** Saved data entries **
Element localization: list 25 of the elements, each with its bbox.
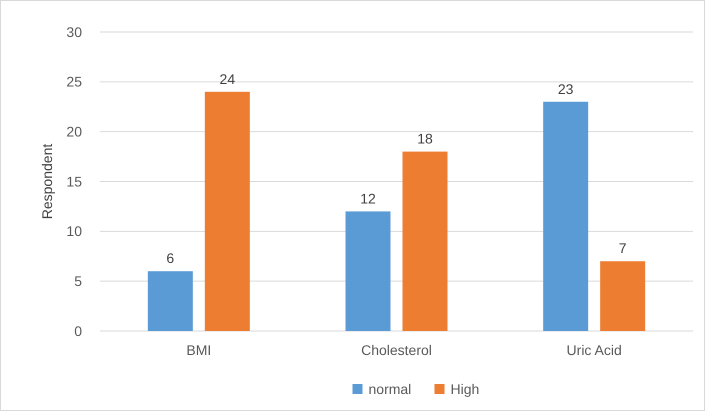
y-tick-label: 25	[66, 74, 82, 90]
bar	[600, 261, 646, 331]
y-tick-label: 30	[66, 24, 82, 40]
x-tick-label: Uric Acid	[566, 342, 622, 358]
y-axis-title: Respondent	[39, 144, 55, 220]
y-tick-label: 10	[66, 223, 82, 240]
data-label: 18	[417, 130, 433, 147]
legend-label: normal	[368, 380, 412, 397]
y-tick-label: 20	[66, 124, 82, 140]
bar	[346, 211, 390, 331]
legend-label: High	[450, 380, 480, 397]
bar	[148, 271, 193, 331]
data-label: 7	[618, 240, 627, 256]
data-label: 6	[166, 250, 174, 266]
data-label: 23	[558, 80, 574, 97]
bar	[204, 92, 250, 331]
bar	[402, 152, 448, 331]
x-tick-label: Cholesterol	[361, 342, 432, 358]
y-tick-label: 5	[74, 273, 82, 290]
data-label: 12	[360, 190, 376, 206]
data-label: 24	[220, 70, 236, 87]
y-tick-label: 15	[66, 173, 82, 190]
x-tick-label: BMI	[186, 342, 212, 358]
y-tick-label: 0	[74, 322, 82, 339]
bar	[543, 102, 588, 331]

** Task requirements **
Can you extract every line of the items above word for word, leaving out the pictures?

** Answer to this exercise **
Element localization: list 25 of the elements, each with its bbox.
y-tick-label: 25	[66, 74, 82, 90]
bar	[600, 261, 646, 331]
y-tick-label: 30	[66, 24, 82, 40]
x-tick-label: Uric Acid	[566, 342, 622, 358]
y-axis-title: Respondent	[39, 144, 55, 220]
y-tick-label: 10	[66, 223, 82, 240]
data-label: 18	[417, 130, 433, 147]
legend-label: normal	[368, 380, 412, 397]
y-tick-label: 20	[66, 124, 82, 140]
bar	[346, 211, 390, 331]
legend-label: High	[450, 380, 480, 397]
bar	[148, 271, 193, 331]
data-label: 7	[618, 240, 627, 256]
data-label: 6	[166, 250, 174, 266]
data-label: 23	[558, 80, 574, 97]
bar	[204, 92, 250, 331]
bar	[402, 152, 448, 331]
x-tick-label: Cholesterol	[361, 342, 432, 358]
y-tick-label: 5	[74, 273, 82, 290]
data-label: 12	[360, 190, 376, 206]
data-label: 24	[220, 70, 236, 87]
y-tick-label: 15	[66, 173, 82, 190]
x-tick-label: BMI	[186, 342, 212, 358]
y-tick-label: 0	[74, 322, 82, 339]
bar	[543, 102, 588, 331]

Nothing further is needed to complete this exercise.